[start]

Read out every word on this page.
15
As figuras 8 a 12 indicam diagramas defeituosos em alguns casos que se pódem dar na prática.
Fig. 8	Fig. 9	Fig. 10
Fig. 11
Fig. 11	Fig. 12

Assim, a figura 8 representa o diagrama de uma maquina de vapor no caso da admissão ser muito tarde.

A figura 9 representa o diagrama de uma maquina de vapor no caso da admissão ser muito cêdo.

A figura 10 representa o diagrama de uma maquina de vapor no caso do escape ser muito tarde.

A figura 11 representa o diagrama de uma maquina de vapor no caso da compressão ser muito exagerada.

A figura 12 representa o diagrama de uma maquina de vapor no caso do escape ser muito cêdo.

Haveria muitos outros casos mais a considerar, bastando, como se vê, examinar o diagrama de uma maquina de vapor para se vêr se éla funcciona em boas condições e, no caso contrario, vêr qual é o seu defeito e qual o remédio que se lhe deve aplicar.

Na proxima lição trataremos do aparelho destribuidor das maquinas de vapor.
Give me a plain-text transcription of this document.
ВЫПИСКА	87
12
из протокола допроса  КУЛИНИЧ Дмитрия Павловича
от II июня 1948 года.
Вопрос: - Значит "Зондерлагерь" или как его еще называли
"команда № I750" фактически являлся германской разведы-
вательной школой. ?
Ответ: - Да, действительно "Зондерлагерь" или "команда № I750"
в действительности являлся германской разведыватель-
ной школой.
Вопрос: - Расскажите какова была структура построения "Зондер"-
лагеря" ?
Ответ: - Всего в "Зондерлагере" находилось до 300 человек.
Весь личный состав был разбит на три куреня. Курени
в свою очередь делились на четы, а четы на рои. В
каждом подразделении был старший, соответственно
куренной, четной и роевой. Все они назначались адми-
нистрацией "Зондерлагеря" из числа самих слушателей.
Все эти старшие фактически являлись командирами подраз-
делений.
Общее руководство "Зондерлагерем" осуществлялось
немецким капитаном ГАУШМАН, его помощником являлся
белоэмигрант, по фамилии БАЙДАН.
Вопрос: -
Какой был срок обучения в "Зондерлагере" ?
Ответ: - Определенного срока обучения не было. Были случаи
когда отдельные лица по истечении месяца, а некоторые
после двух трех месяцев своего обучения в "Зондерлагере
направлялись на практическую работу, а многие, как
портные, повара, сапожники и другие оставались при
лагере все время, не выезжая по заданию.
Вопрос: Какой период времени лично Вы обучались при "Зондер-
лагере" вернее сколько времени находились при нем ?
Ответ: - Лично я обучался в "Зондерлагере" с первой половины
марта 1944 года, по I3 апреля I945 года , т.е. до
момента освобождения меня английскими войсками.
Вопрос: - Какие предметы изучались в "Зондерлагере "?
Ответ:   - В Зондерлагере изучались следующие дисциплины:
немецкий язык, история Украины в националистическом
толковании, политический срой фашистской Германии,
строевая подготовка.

[end]

INSTRUCTION
Pull out each record as written and restate it exactly.

FINAL ANSWER
Read out every word on this page.
15
As figuras 8 a 12 indicam diagramas defeituosos em alguns casos que se pódem dar na prática.
Fig. 8	Fig. 9	Fig. 10
Fig. 11
Fig. 11	Fig. 12

Assim, a figura 8 representa o diagrama de uma maquina de vapor no caso da admissão ser muito tarde.

A figura 9 representa o diagrama de uma maquina de vapor no caso da admissão ser muito cêdo.

A figura 10 representa o diagrama de uma maquina de vapor no caso do escape ser muito tarde.

A figura 11 representa o diagrama de uma maquina de vapor no caso da compressão ser muito exagerada.

A figura 12 representa o diagrama de uma maquina de vapor no caso do escape ser muito cêdo.

Haveria muitos outros casos mais a considerar, bastando, como se vê, examinar o diagrama de uma maquina de vapor para se vêr se éla funcciona em boas condições e, no caso contrario, vêr qual é o seu defeito e qual o remédio que se lhe deve aplicar.

Na proxima lição trataremos do aparelho destribuidor das maquinas de vapor.
Give me a plain-text transcription of this document.
ВЫПИСКА	87
12
из протокола допроса  КУЛИНИЧ Дмитрия Павловича
от II июня 1948 года.
Вопрос: - Значит "Зондерлагерь" или как его еще называли
"команда № I750" фактически являлся германской разведы-
вательной школой. ?
Ответ: - Да, действительно "Зондерлагерь" или "команда № I750"
в действительности являлся германской разведыватель-
ной школой.
Вопрос: - Расскажите какова была структура построения "Зондер"-
лагеря" ?
Ответ: - Всего в "Зондерлагере" находилось до 300 человек.
Весь личный состав был разбит на три куреня. Курени
в свою очередь делились на четы, а четы на рои. В
каждом подразделении был старший, соответственно
куренной, четной и роевой. Все они назначались адми-
нистрацией "Зондерлагеря" из числа самих слушателей.
Все эти старшие фактически являлись командирами подраз-
делений.
Общее руководство "Зондерлагерем" осуществлялось
немецким капитаном ГАУШМАН, его помощником являлся
белоэмигрант, по фамилии БАЙДАН.
Вопрос: -
Какой был срок обучения в "Зондерлагере" ?
Ответ: - Определенного срока обучения не было. Были случаи
когда отдельные лица по истечении месяца, а некоторые
после двух трех месяцев своего обучения в "Зондерлагере
направлялись на практическую работу, а многие, как
портные, повара, сапожники и другие оставались при
лагере все время, не выезжая по заданию.
Вопрос: Какой период времени лично Вы обучались при "Зондер-
лагере" вернее сколько времени находились при нем ?
Ответ: - Лично я обучался в "Зондерлагере" с первой половины
марта 1944 года, по I3 апреля I945 года , т.е. до
момента освобождения меня английскими войсками.
Вопрос: - Какие предметы изучались в "Зондерлагере "?
Ответ:   - В Зондерлагере изучались следующие дисциплины:
немецкий язык, история Украины в националистическом
толковании, политический срой фашистской Германии,
строевая подготовка.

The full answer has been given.